> Text section:
---+---
Laura Tiu, of the Ohio State University Research Extension Center in Piketon,
can be reached via email at tiu.2@osu.edu or
by calling (740) 289-2071
Ohio's farmers expand into
shrimp aquaculture
By
Fran Henry
The [Cleveland] Plain Dealer
File this under W for "Who knew?"
Shrimp. Raised in Ohio. For sale.
Sure, you have to do the dirty work,
separating the tails from the heads,
but you'll be getting
the freshest shrimp possible - within minutes
of capture. And they're jumbo, as in 10
or less to the pound. The biggest can
weigh
a quarter- pound each.
They taste good, too, perhaps milder than
marine shrimp, and they cook up more quickly
than what we're used to finding in the
stores. Most of the shrimp Americans find
in the
stores, by the way, comes frozen from Asia
and South America.
The only problem with these freshwater
Ohio-raised shrimp - Malaysian prawn, to
be exact - is
that they're harvested just once a year,
around the third weekend of September,
and they're not available in grocery stores.
If you want some, you have two choices:
Go to the farms where they're raised or
go to
the fourth annual Ohio Fish & Shrimp
Festival in Urbana. The shrimp cost around
$8 a pound.
The competition to buy is pretty stiff,
New London shrimper Bob Calala said.
"
It's first-come, first-served, bring your
own ice and coolers. One guy in St. Marys
sold over 500 pounds of shrimp in less than
an hour," he said.
The good news is that since 2001, when
the first two Ohio farmers began to raise
shrimp,
their numbers have grown to around 25,
with 12 licensed to sell their harvests.
The number
of farmers raising various kinds of fish
has grown from 33 to 150.
---+---
[Annotated element entries]
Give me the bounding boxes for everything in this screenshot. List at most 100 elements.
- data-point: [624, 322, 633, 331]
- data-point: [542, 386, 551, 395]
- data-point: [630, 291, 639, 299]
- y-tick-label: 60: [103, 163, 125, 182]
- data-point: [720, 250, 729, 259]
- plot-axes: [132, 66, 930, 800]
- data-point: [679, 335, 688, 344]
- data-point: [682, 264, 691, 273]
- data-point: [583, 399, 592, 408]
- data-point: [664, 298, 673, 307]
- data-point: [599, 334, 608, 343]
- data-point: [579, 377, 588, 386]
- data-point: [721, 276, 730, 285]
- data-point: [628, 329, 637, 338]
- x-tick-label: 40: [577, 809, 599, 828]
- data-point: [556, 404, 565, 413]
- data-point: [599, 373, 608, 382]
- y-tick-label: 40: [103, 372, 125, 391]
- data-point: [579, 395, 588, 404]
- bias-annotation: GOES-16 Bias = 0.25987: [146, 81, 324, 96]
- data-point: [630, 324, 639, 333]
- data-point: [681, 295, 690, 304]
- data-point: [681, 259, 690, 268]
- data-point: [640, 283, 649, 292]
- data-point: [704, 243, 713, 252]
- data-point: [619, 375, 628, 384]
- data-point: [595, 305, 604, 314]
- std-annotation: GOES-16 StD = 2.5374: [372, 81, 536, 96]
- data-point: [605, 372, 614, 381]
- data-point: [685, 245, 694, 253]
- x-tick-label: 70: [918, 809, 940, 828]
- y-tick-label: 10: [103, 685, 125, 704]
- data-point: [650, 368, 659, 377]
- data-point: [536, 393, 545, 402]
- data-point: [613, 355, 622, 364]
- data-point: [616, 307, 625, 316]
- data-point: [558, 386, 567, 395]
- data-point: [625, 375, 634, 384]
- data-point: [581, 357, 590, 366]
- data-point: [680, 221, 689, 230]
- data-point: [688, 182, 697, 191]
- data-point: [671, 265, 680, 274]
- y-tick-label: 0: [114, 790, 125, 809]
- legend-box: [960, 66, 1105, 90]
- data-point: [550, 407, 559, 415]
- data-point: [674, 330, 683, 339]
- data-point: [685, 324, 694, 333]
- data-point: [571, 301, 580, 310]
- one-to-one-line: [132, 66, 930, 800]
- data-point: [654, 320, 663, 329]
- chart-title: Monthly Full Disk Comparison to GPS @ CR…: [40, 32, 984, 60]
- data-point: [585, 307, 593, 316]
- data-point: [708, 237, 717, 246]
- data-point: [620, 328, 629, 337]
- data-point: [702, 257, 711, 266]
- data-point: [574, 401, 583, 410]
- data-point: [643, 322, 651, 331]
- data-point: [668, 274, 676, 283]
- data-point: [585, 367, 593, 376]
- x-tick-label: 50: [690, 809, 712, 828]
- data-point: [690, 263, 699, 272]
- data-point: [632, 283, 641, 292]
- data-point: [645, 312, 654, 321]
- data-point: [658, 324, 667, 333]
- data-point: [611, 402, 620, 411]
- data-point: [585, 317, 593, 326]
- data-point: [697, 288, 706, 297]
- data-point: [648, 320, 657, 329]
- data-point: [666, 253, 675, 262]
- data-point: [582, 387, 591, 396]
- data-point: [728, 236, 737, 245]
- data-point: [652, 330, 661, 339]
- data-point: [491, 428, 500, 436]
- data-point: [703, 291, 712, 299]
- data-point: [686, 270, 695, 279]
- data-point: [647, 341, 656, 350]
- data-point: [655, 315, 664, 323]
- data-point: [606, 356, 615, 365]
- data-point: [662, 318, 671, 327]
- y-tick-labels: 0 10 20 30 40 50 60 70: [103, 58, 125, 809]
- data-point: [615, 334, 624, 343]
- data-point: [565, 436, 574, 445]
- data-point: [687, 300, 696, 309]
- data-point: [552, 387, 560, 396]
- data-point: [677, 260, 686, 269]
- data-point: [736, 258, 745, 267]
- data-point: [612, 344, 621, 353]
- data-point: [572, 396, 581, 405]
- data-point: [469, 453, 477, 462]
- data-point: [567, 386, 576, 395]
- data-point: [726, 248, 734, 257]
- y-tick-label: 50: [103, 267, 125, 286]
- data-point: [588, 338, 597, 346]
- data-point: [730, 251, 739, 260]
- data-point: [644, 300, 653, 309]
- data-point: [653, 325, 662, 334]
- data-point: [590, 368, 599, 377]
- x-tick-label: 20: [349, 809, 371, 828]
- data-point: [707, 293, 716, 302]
---+---
> Exercise details: Transcribe the passage of the article on Ohio shrimp farming starting with "It's first-come, first-served, bring" and going on through "from 33 to 150.".

> Full response:
It's first-come, first-served, bring your
own ice and coolers. One guy in St. Marys
sold over 500 pounds of shrimp in less than
an hour," he said.
The good news is that since 2001, when
the first two Ohio farmers began to raise
shrimp,
their numbers have grown to around 25,
with 12 licensed to sell their harvests.
The number
of farmers raising various kinds of fish
has grown from 33 to 150.